EXERCISE GOAL:
Nothing in the records below should be altered in the copy, although the pictures must be left out.

INFORMATION PROVIDED:

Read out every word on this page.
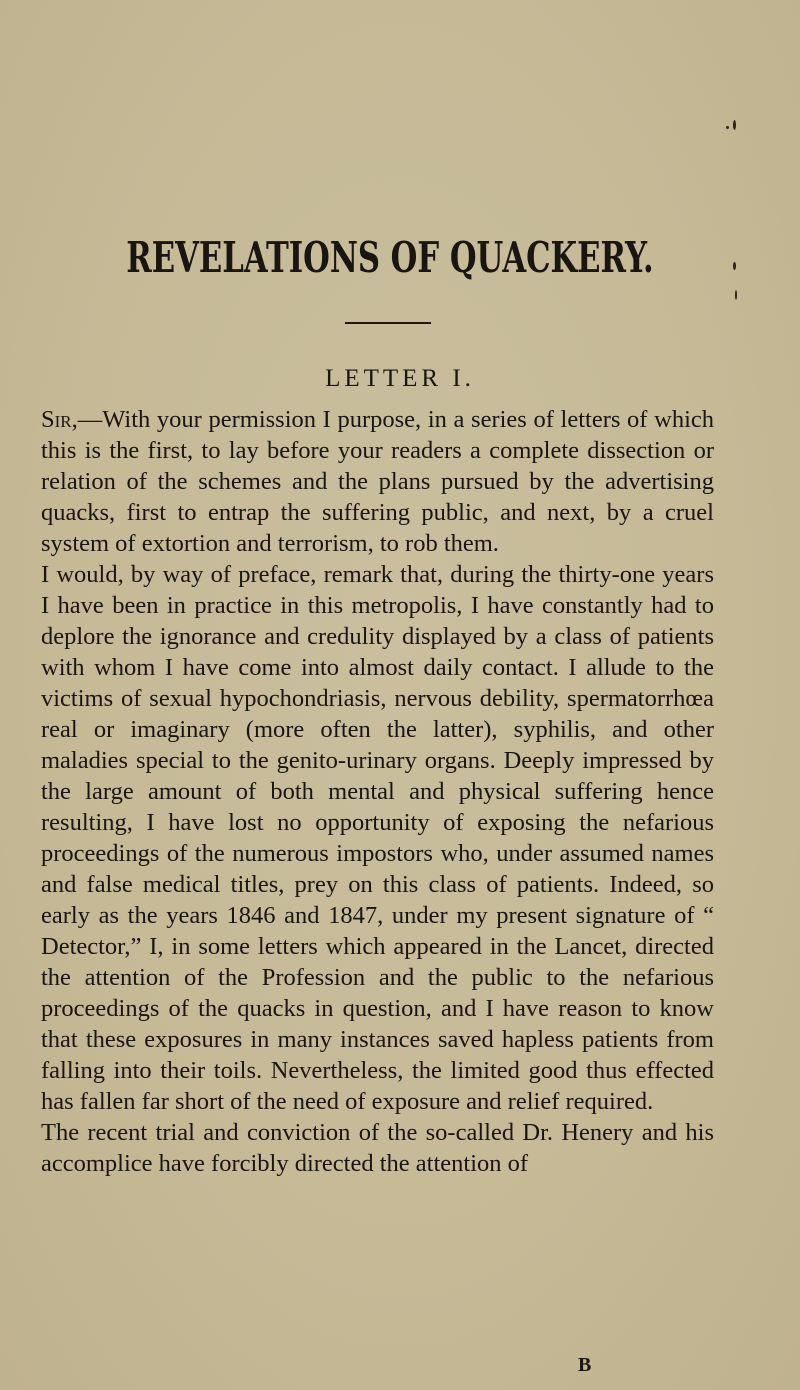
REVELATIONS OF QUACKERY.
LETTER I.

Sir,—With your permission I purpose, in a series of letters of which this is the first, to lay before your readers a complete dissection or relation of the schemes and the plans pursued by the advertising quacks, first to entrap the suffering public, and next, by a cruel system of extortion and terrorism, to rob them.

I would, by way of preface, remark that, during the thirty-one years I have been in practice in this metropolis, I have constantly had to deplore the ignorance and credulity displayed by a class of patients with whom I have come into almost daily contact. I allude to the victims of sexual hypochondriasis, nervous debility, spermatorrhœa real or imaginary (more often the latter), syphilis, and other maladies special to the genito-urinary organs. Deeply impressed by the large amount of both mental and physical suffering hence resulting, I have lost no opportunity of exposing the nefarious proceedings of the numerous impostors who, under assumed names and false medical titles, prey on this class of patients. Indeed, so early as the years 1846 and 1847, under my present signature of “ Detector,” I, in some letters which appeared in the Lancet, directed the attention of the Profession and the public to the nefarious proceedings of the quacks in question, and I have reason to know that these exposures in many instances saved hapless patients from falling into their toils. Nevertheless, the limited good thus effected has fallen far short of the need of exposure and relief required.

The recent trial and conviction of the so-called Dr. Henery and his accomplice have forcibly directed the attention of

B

TASK RESULT:
Read out every word on this page.
REVELATIONS OF QUACKERY.
LETTER I.

Sir,—With your permission I purpose, in a series of letters of which this is the first, to lay before your readers a complete dissection or relation of the schemes and the plans pursued by the advertising quacks, first to entrap the suffering public, and next, by a cruel system of extortion and terrorism, to rob them.

I would, by way of preface, remark that, during the thirty-one years I have been in practice in this metropolis, I have constantly had to deplore the ignorance and credulity displayed by a class of patients with whom I have come into almost daily contact. I allude to the victims of sexual hypochondriasis, nervous debility, spermatorrhœa real or imaginary (more often the latter), syphilis, and other maladies special to the genito-urinary organs. Deeply impressed by the large amount of both mental and physical suffering hence resulting, I have lost no opportunity of exposing the nefarious proceedings of the numerous impostors who, under assumed names and false medical titles, prey on this class of patients. Indeed, so early as the years 1846 and 1847, under my present signature of “ Detector,” I, in some letters which appeared in the Lancet, directed the attention of the Profession and the public to the nefarious proceedings of the quacks in question, and I have reason to know that these exposures in many instances saved hapless patients from falling into their toils. Nevertheless, the limited good thus effected has fallen far short of the need of exposure and relief required.

The recent trial and conviction of the so-called Dr. Henery and his accomplice have forcibly directed the attention of

B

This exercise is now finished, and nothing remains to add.